[Opening EXTRACT section]

Mike Te'o
- Full name: Michael Paseka Te'o
- Born: July 23, 1993 (age 32) Long Beach, California, U.S.
- Height: 5 ft 8 in (173 cm)
- Weight: 205 lb (93 kg)
- School: Long Beach Polytechnic High School

Rugby union career
- Position(s): Wing, Fullback
- Current team: San Diego Legion

Senior career
- Years: Team / Apps / (Points)
- 2016: San Diego Breakers / 10 / (30)
- 2018–2020: San Diego Legion / 15 / (40)
- 2020: London Scottish / 0 / (0)
- 2021–2022: Utah Warriors / 23 / (67)
- 2023–: San Diego Legion / 18 / (30)
- Correct as of 7 August 2023

International career
- Years: Team / Apps / (Points)
- 2012–2013: United States U20 / 6 / (15)
- 2016–: United States / 30 / (80)
- 2016: USA Selects / 3 / (5)
- Correct as of 10 July 2021

National sevens team
- Years: Team /  / Comps
- 2012–2017: United States /  / 11
- Correct as of 21 May 2017

= Mike Te'o =

American rugby union player (born 1993)

Michael Paseka Te'o (born July 23, 1993) is an American professional rugby player who plays for the San Diego Legion of Major League Rugby (MLR). He also represents the America as a member of the United States national rugby union team.

He previously played for London Scottish in the RFU Championship England's second tier competition.

Te'o debuted for the U.S. at the 2016 Americas Rugby Championship, playing mostly at scrum-half, but also at fullback.

==Early career==
As a youth, Te'o grew up in Long Beach, California. He played American football for the Long Beach Polytechnic football team in addition to rugby.

Te'o was a member of the United States national under-20 rugby union team that won the 2012 IRB Junior World Rugby Trophy.

[Closing EXTRACT section]
[Opening DATA EXTRACTS section]

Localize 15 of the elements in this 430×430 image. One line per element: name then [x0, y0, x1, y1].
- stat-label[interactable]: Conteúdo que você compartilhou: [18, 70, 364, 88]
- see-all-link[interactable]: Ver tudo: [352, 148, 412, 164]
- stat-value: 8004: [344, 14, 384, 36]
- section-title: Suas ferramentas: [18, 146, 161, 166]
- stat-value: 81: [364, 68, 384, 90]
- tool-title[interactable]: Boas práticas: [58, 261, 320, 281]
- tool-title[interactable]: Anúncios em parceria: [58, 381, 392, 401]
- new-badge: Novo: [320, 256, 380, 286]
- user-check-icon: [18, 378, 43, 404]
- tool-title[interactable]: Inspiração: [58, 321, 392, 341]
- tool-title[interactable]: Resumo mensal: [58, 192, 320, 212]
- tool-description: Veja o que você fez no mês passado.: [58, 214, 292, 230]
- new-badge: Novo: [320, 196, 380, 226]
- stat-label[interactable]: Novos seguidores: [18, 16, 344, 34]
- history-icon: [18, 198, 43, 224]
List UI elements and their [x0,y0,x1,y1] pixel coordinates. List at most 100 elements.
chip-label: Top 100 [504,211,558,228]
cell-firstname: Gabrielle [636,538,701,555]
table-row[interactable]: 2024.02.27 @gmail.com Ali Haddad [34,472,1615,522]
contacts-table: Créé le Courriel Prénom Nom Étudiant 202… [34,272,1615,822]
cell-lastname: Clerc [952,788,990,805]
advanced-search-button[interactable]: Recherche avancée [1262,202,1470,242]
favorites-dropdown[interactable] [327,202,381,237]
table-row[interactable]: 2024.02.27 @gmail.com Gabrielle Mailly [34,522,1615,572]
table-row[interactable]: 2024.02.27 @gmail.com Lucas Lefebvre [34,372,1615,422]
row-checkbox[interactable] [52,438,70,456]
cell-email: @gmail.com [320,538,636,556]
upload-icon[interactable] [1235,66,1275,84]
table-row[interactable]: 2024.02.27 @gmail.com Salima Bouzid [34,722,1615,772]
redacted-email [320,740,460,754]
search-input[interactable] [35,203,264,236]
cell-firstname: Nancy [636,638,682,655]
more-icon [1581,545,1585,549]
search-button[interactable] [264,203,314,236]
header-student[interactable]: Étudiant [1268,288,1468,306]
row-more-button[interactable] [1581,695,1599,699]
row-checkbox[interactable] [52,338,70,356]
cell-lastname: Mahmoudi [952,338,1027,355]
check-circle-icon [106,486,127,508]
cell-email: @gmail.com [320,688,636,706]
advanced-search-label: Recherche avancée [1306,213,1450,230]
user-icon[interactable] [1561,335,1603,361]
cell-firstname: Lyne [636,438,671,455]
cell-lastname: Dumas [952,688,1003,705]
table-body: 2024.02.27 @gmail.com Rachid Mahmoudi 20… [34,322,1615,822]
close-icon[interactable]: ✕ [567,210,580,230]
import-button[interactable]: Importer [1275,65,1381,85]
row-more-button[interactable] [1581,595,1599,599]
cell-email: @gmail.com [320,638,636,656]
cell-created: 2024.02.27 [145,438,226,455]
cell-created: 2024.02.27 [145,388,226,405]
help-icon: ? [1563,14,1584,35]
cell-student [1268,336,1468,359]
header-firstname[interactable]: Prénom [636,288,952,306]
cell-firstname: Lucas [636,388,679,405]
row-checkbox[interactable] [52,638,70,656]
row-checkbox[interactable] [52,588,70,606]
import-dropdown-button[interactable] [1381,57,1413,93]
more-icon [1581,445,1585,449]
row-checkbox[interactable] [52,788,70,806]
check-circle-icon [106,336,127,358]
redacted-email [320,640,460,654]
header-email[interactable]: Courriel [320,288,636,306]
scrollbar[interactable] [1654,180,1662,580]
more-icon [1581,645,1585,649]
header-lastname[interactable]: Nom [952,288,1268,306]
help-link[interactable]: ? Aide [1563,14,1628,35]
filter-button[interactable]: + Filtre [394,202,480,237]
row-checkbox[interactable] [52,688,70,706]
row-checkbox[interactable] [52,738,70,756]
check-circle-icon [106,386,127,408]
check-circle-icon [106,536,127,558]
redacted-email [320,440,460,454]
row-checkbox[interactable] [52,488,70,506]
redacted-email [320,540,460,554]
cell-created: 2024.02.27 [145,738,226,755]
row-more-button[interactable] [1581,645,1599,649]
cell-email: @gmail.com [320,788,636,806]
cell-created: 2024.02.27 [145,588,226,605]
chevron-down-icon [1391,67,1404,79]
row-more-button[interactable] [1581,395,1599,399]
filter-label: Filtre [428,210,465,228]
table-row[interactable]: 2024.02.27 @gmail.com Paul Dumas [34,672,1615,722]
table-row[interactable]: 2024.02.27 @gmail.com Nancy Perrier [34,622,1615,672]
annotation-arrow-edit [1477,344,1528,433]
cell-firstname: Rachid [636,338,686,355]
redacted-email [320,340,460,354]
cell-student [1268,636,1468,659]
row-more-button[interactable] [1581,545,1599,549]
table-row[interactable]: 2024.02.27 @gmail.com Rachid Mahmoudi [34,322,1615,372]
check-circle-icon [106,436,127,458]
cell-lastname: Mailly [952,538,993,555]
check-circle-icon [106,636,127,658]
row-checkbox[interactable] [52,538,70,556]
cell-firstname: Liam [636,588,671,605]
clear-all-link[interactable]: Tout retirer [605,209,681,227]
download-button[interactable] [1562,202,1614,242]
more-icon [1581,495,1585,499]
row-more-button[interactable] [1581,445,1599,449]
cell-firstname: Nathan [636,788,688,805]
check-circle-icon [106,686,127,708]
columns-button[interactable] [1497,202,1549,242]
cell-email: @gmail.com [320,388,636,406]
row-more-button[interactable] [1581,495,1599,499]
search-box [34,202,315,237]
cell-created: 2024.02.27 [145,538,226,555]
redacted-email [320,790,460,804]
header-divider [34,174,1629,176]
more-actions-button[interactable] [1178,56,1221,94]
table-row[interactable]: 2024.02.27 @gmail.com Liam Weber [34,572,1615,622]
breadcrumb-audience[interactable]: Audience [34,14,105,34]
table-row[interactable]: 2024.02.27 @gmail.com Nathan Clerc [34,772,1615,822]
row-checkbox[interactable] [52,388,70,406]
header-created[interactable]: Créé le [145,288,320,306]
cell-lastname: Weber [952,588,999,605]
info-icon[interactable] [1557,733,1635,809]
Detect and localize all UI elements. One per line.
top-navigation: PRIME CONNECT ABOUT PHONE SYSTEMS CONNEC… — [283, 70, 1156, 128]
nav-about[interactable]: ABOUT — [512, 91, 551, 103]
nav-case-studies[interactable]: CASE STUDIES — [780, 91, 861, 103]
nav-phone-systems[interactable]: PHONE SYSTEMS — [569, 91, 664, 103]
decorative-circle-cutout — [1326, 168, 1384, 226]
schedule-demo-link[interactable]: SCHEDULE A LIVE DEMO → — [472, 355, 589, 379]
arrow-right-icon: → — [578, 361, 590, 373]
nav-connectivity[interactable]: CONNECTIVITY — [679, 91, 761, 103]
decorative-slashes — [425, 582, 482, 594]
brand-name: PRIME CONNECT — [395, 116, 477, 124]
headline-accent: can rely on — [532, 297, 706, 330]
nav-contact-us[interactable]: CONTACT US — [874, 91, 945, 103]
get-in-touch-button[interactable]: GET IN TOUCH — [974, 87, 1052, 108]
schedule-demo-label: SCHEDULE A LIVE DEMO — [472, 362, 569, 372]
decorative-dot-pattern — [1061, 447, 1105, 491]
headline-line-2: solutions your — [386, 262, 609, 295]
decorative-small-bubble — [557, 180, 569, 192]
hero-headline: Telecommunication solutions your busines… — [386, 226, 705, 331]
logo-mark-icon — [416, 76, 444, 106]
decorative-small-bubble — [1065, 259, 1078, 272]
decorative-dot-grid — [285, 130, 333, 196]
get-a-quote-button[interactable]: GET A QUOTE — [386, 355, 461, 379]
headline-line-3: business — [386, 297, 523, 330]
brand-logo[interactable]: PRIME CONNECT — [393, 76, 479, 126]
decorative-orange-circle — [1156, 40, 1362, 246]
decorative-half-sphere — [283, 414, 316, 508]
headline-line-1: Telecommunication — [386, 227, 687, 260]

[Closing DATA EXTRACTS section]

EXERCISE GOAL. Repeat word for word the part of the Mike Te'o article starting with "American rugby union" and going on through "rugby union team.".

FINISHED EXERCISE.
American rugby union player (born 1993)

Michael Paseka Te'o (born July 23, 1993) is an American professional rugby player who plays for the San Diego Legion of Major League Rugby (MLR). He also represents the America as a member of the United States national rugby union team.